Collected data:
☆ ☆ ☆ ☆ ☆

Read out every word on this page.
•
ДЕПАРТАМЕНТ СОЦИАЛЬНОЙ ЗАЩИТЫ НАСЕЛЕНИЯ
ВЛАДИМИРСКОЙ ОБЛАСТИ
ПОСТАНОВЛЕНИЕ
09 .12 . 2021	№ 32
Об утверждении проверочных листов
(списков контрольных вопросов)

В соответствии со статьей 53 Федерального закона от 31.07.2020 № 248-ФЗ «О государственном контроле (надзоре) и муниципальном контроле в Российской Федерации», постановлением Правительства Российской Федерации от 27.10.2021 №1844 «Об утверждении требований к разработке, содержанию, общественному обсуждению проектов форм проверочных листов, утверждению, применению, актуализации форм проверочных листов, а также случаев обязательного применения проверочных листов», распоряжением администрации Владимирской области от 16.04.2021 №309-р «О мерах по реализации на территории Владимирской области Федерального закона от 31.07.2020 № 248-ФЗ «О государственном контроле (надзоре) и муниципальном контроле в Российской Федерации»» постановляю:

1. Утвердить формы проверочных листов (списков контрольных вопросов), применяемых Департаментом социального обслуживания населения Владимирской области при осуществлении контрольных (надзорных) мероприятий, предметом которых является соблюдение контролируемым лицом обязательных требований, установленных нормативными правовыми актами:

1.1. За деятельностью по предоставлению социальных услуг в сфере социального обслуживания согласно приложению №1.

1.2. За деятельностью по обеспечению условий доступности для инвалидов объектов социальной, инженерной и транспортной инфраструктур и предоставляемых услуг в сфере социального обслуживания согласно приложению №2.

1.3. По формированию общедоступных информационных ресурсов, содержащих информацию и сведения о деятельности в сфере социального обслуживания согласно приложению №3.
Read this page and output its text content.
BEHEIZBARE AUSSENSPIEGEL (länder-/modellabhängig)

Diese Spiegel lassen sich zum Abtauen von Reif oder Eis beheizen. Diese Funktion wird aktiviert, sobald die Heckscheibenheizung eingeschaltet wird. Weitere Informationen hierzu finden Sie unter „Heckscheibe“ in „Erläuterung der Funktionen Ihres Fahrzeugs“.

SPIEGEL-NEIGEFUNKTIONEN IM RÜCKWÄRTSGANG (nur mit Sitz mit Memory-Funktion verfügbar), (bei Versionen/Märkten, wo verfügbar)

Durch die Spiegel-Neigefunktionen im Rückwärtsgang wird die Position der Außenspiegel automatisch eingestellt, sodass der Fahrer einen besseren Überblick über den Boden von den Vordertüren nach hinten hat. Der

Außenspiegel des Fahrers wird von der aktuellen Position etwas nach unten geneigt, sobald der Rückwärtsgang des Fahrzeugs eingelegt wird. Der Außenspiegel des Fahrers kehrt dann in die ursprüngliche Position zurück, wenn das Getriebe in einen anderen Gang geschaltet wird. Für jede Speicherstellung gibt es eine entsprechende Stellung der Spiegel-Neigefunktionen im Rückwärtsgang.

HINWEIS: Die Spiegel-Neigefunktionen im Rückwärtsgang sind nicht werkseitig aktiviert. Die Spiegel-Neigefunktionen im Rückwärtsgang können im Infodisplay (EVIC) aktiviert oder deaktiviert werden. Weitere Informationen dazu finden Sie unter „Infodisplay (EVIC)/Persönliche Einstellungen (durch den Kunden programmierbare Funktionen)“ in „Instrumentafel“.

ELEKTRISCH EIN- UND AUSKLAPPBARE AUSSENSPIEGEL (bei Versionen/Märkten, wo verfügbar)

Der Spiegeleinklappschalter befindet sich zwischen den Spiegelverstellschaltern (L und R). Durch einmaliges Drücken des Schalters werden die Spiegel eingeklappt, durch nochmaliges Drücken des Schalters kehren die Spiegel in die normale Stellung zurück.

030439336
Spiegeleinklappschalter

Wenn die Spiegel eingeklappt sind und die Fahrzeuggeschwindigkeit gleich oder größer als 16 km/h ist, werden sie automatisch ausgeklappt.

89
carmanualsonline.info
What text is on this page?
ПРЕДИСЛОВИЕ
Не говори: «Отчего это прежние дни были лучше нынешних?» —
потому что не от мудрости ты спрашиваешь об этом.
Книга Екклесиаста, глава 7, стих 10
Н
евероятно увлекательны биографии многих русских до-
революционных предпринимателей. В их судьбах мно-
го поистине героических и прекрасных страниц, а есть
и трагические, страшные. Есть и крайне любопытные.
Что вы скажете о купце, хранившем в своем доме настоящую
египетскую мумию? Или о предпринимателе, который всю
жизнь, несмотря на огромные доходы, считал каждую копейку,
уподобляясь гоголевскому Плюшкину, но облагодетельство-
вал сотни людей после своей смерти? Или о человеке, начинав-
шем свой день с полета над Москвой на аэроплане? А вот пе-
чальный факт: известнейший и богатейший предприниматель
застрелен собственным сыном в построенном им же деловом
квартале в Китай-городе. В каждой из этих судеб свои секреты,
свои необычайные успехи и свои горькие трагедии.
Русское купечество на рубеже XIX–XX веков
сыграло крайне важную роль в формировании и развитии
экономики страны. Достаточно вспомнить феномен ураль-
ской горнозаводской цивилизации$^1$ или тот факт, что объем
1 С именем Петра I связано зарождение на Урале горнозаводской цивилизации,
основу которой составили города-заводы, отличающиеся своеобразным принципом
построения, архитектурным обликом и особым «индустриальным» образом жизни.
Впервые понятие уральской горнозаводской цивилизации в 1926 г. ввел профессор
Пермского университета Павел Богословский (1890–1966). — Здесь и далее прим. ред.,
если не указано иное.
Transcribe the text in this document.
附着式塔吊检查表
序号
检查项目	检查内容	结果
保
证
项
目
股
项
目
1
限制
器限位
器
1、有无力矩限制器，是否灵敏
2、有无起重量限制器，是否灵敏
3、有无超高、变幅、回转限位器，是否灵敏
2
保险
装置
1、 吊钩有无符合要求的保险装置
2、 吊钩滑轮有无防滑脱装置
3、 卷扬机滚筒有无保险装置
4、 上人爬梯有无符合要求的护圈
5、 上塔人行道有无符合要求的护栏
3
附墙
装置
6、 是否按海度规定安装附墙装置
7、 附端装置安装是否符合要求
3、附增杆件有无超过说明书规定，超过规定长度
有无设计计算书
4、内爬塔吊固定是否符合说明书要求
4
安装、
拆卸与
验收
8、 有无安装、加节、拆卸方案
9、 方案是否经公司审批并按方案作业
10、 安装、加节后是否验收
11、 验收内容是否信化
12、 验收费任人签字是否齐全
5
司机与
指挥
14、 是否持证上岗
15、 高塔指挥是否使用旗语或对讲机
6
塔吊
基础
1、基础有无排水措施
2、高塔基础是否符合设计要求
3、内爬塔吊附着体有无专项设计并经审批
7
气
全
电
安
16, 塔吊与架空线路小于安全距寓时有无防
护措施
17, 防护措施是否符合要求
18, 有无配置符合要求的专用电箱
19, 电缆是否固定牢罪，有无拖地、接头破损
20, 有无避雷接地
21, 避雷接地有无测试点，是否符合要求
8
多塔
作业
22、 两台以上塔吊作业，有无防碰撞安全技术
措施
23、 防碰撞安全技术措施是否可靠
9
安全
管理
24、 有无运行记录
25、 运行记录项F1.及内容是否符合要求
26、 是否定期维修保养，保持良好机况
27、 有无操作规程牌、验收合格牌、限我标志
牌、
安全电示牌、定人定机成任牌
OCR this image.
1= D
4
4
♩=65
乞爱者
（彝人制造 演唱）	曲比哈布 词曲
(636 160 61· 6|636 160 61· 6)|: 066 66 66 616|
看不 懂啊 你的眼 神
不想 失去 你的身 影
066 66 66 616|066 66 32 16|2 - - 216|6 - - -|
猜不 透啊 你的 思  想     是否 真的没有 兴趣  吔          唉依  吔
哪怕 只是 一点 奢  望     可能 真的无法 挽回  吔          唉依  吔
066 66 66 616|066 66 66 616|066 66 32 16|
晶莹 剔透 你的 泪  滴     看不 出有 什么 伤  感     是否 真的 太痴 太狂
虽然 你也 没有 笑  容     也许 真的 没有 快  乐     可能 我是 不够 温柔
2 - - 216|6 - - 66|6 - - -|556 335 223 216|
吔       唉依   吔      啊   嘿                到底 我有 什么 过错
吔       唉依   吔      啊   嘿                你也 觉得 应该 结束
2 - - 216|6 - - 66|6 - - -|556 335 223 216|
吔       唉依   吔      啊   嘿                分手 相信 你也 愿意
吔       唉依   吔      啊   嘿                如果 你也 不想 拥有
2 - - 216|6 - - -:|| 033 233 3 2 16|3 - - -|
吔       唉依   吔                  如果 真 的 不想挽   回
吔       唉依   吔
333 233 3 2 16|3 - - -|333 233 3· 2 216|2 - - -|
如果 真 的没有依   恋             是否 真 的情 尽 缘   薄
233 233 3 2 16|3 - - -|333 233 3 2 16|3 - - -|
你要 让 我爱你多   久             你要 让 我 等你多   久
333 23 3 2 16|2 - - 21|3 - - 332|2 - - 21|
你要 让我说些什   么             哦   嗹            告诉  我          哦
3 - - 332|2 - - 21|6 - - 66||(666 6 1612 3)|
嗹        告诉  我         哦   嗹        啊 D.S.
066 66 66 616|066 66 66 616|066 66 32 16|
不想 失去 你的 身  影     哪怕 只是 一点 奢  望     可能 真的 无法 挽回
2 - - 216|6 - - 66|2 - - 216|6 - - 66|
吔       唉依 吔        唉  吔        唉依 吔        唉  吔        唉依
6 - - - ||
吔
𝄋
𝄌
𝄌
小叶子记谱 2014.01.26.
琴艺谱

☆ ☆ ☆ ☆ ☆

Set exercise:
Check each line of the entries for the string "Weitere". Copy the lines that have it.

Expected answer:
Diese Spiegel lassen sich zum Abtauen von Reif oder Eis beheizen. Diese Funktion wird aktiviert, sobald die Heckscheibenheizung eingeschaltet wird. Weitere Informationen hierzu finden Sie unter „Heckscheibe“ in „Erläuterung der Funktionen Ihres Fahrzeugs“.
HINWEIS: Die Spiegel-Neigefunktionen im Rückwärtsgang sind nicht werkseitig aktiviert. Die Spiegel-Neigefunktionen im Rückwärtsgang können im Infodisplay (EVIC) aktiviert oder deaktiviert werden. Weitere Informationen dazu finden Sie unter „Infodisplay (EVIC)/Persönliche Einstellungen (durch den Kunden programmierbare Funktionen)“ in „Instrumentafel“.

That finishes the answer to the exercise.